## [Problem statement]
Give every entry again, unchanged, and leave its images out.

━━━

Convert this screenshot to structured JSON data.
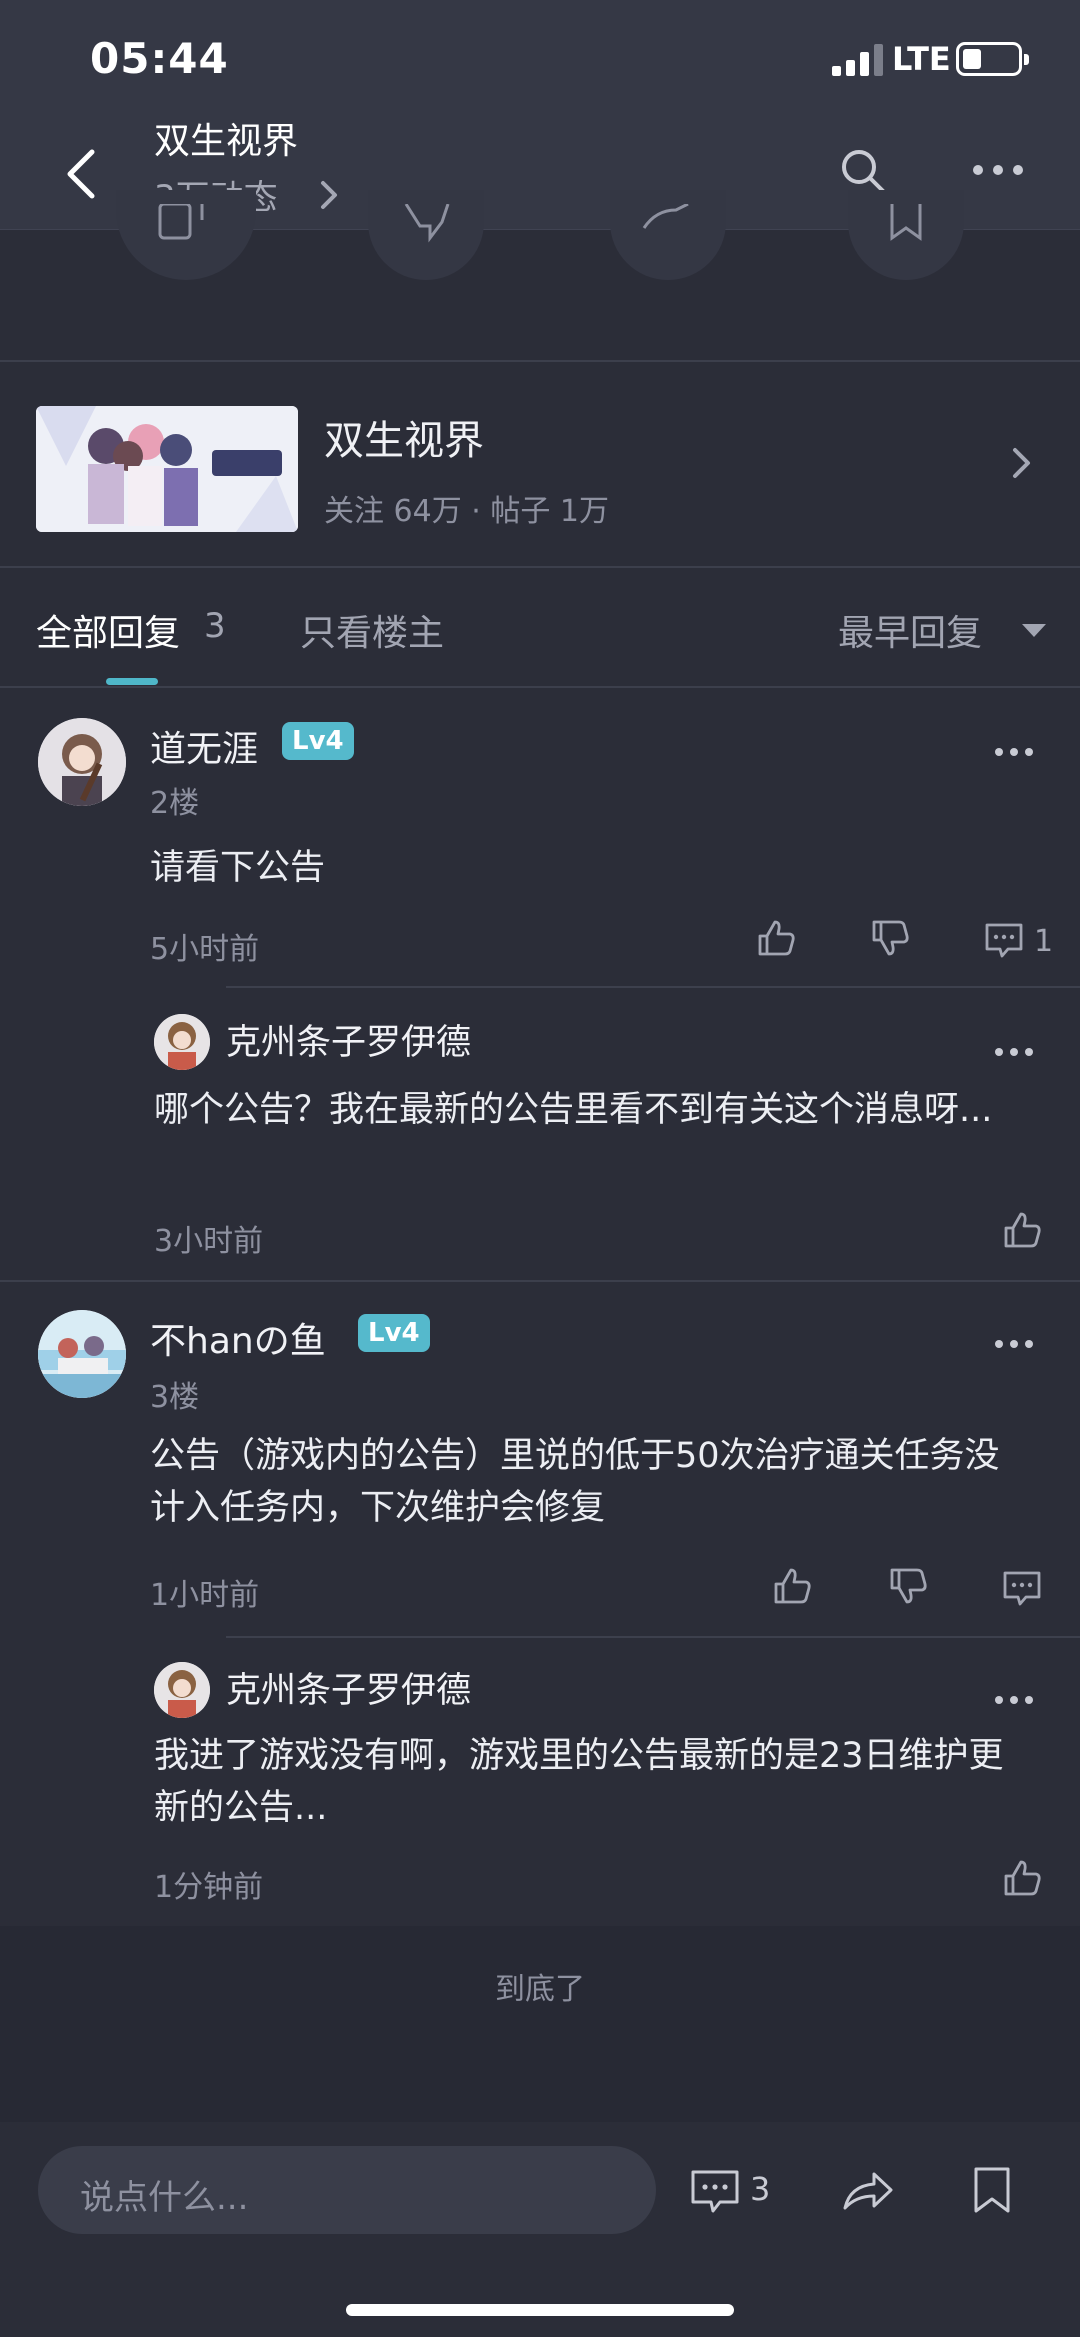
{
  "status": {
    "time": "05:44",
    "network": "LTE"
  },
  "header": {
    "title": "双生视界",
    "subtitle": "3万动态"
  },
  "forum": {
    "name": "双生视界",
    "meta": "关注 64万 · 帖子 1万"
  },
  "tabs": {
    "all": "全部回复",
    "all_count": "3",
    "owner_only": "只看楼主",
    "sort": "最早回复"
  },
  "comments": [
    {
      "username": "道无涯",
      "level": "Lv4",
      "floor": "2楼",
      "text": "请看下公告",
      "time": "5小时前",
      "reply_count": "1",
      "reply": {
        "username": "克州条子罗伊德",
        "text": "哪个公告？我在最新的公告里看不到有关这个消息呀...",
        "time": "3小时前"
      }
    },
    {
      "username": "不hanの鱼",
      "level": "Lv4",
      "floor": "3楼",
      "text": "公告（游戏内的公告）里说的低于50次治疗通关任务没计入任务内，下次维护会修复",
      "time": "1小时前",
      "reply": {
        "username": "克州条子罗伊德",
        "text": "我进了游戏没有啊，游戏里的公告最新的是23日维护更新的公告...",
        "time": "1分钟前"
      }
    }
  ],
  "end_text": "到底了",
  "bottom": {
    "input_placeholder": "说点什么...",
    "comment_count": "3"
  },
  "colors": {
    "background": "#2b2d38",
    "header": "#353845",
    "accent": "#4fb7c9",
    "level_badge": "#55b9cc"
  }
}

━━━

## [Response to this exercise]
Convert this screenshot to structured JSON data.
{
  "status": {
    "time": "05:44",
    "network": "LTE"
  },
  "header": {
    "title": "双生视界",
    "subtitle": "3万动态"
  },
  "forum": {
    "name": "双生视界",
    "meta": "关注 64万 · 帖子 1万"
  },
  "tabs": {
    "all": "全部回复",
    "all_count": "3",
    "owner_only": "只看楼主",
    "sort": "最早回复"
  },
  "comments": [
    {
      "username": "道无涯",
      "level": "Lv4",
      "floor": "2楼",
      "text": "请看下公告",
      "time": "5小时前",
      "reply_count": "1",
      "reply": {
        "username": "克州条子罗伊德",
        "text": "哪个公告？我在最新的公告里看不到有关这个消息呀...",
        "time": "3小时前"
      }
    },
    {
      "username": "不hanの鱼",
      "level": "Lv4",
      "floor": "3楼",
      "text": "公告（游戏内的公告）里说的低于50次治疗通关任务没计入任务内，下次维护会修复",
      "time": "1小时前",
      "reply": {
        "username": "克州条子罗伊德",
        "text": "我进了游戏没有啊，游戏里的公告最新的是23日维护更新的公告...",
        "time": "1分钟前"
      }
    }
  ],
  "end_text": "到底了",
  "bottom": {
    "input_placeholder": "说点什么...",
    "comment_count": "3"
  },
  "colors": {
    "background": "#2b2d38",
    "header": "#353845",
    "accent": "#4fb7c9",
    "level_badge": "#55b9cc"
  }
}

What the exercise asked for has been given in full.